> **TASK INSTRUCTIONS**
Every entry here needs to be repeated exactly.
= = = =
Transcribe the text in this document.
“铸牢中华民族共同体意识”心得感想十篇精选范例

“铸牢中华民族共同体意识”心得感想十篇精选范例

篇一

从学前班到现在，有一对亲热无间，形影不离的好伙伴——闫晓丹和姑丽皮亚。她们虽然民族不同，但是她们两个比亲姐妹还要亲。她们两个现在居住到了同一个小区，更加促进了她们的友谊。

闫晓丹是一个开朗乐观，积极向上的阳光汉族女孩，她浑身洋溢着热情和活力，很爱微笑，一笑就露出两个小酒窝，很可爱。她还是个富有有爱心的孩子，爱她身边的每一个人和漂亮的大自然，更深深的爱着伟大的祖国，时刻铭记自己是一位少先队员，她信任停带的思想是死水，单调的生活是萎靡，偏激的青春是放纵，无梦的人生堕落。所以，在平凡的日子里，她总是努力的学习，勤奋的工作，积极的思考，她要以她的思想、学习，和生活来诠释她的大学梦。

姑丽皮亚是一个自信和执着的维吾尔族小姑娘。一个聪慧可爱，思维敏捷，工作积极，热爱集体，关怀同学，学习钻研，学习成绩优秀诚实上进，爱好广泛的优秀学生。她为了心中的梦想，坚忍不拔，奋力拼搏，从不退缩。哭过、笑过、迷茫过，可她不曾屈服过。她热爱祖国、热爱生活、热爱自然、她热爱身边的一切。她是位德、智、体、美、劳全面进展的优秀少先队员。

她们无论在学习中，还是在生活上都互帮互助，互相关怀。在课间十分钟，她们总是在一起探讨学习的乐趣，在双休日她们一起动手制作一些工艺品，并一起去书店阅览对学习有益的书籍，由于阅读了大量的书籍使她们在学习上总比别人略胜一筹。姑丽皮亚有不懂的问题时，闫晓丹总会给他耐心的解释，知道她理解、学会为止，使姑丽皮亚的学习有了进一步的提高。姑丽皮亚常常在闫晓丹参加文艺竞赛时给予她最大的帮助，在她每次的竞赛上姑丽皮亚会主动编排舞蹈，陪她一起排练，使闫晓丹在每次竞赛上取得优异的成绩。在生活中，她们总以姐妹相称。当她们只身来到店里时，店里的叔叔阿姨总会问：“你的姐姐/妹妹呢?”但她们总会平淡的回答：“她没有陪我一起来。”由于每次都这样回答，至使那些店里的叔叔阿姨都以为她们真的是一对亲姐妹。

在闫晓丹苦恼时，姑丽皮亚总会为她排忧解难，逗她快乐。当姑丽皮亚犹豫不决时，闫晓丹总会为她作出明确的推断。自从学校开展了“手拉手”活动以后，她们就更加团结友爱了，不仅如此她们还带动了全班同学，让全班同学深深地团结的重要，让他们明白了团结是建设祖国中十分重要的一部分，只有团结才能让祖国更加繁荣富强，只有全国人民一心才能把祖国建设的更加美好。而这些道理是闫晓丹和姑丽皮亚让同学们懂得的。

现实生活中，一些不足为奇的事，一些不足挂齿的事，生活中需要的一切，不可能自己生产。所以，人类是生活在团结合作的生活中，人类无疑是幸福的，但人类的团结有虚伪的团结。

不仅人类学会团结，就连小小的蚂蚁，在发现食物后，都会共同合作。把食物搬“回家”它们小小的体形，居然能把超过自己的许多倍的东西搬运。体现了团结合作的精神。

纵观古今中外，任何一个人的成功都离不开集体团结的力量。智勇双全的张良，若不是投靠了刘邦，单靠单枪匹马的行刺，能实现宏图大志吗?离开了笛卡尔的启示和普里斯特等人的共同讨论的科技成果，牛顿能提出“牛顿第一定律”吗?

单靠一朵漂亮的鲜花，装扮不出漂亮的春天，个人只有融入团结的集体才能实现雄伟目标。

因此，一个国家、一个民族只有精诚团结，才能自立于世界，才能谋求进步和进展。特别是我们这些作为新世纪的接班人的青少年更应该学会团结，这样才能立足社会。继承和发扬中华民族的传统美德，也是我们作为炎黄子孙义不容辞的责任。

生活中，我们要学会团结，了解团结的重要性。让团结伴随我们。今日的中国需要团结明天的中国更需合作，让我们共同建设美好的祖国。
= = = =
> **PROBLEM SOLUTION**
Transcribe the text in this document.
“铸牢中华民族共同体意识”心得感想十篇精选范例

“铸牢中华民族共同体意识”心得感想十篇精选范例

篇一

从学前班到现在，有一对亲热无间，形影不离的好伙伴——闫晓丹和姑丽皮亚。她们虽然民族不同，但是她们两个比亲姐妹还要亲。她们两个现在居住到了同一个小区，更加促进了她们的友谊。

闫晓丹是一个开朗乐观，积极向上的阳光汉族女孩，她浑身洋溢着热情和活力，很爱微笑，一笑就露出两个小酒窝，很可爱。她还是个富有有爱心的孩子，爱她身边的每一个人和漂亮的大自然，更深深的爱着伟大的祖国，时刻铭记自己是一位少先队员，她信任停带的思想是死水，单调的生活是萎靡，偏激的青春是放纵，无梦的人生堕落。所以，在平凡的日子里，她总是努力的学习，勤奋的工作，积极的思考，她要以她的思想、学习，和生活来诠释她的大学梦。

姑丽皮亚是一个自信和执着的维吾尔族小姑娘。一个聪慧可爱，思维敏捷，工作积极，热爱集体，关怀同学，学习钻研，学习成绩优秀诚实上进，爱好广泛的优秀学生。她为了心中的梦想，坚忍不拔，奋力拼搏，从不退缩。哭过、笑过、迷茫过，可她不曾屈服过。她热爱祖国、热爱生活、热爱自然、她热爱身边的一切。她是位德、智、体、美、劳全面进展的优秀少先队员。

她们无论在学习中，还是在生活上都互帮互助，互相关怀。在课间十分钟，她们总是在一起探讨学习的乐趣，在双休日她们一起动手制作一些工艺品，并一起去书店阅览对学习有益的书籍，由于阅读了大量的书籍使她们在学习上总比别人略胜一筹。姑丽皮亚有不懂的问题时，闫晓丹总会给他耐心的解释，知道她理解、学会为止，使姑丽皮亚的学习有了进一步的提高。姑丽皮亚常常在闫晓丹参加文艺竞赛时给予她最大的帮助，在她每次的竞赛上姑丽皮亚会主动编排舞蹈，陪她一起排练，使闫晓丹在每次竞赛上取得优异的成绩。在生活中，她们总以姐妹相称。当她们只身来到店里时，店里的叔叔阿姨总会问：“你的姐姐/妹妹呢?”但她们总会平淡的回答：“她没有陪我一起来。”由于每次都这样回答，至使那些店里的叔叔阿姨都以为她们真的是一对亲姐妹。

在闫晓丹苦恼时，姑丽皮亚总会为她排忧解难，逗她快乐。当姑丽皮亚犹豫不决时，闫晓丹总会为她作出明确的推断。自从学校开展了“手拉手”活动以后，她们就更加团结友爱了，不仅如此她们还带动了全班同学，让全班同学深深地团结的重要，让他们明白了团结是建设祖国中十分重要的一部分，只有团结才能让祖国更加繁荣富强，只有全国人民一心才能把祖国建设的更加美好。而这些道理是闫晓丹和姑丽皮亚让同学们懂得的。

现实生活中，一些不足为奇的事，一些不足挂齿的事，生活中需要的一切，不可能自己生产。所以，人类是生活在团结合作的生活中，人类无疑是幸福的，但人类的团结有虚伪的团结。

不仅人类学会团结，就连小小的蚂蚁，在发现食物后，都会共同合作。把食物搬“回家”它们小小的体形，居然能把超过自己的许多倍的东西搬运。体现了团结合作的精神。

纵观古今中外，任何一个人的成功都离不开集体团结的力量。智勇双全的张良，若不是投靠了刘邦，单靠单枪匹马的行刺，能实现宏图大志吗?离开了笛卡尔的启示和普里斯特等人的共同讨论的科技成果，牛顿能提出“牛顿第一定律”吗?

单靠一朵漂亮的鲜花，装扮不出漂亮的春天，个人只有融入团结的集体才能实现雄伟目标。

因此，一个国家、一个民族只有精诚团结，才能自立于世界，才能谋求进步和进展。特别是我们这些作为新世纪的接班人的青少年更应该学会团结，这样才能立足社会。继承和发扬中华民族的传统美德，也是我们作为炎黄子孙义不容辞的责任。

生活中，我们要学会团结，了解团结的重要性。让团结伴随我们。今日的中国需要团结明天的中国更需合作，让我们共同建设美好的祖国。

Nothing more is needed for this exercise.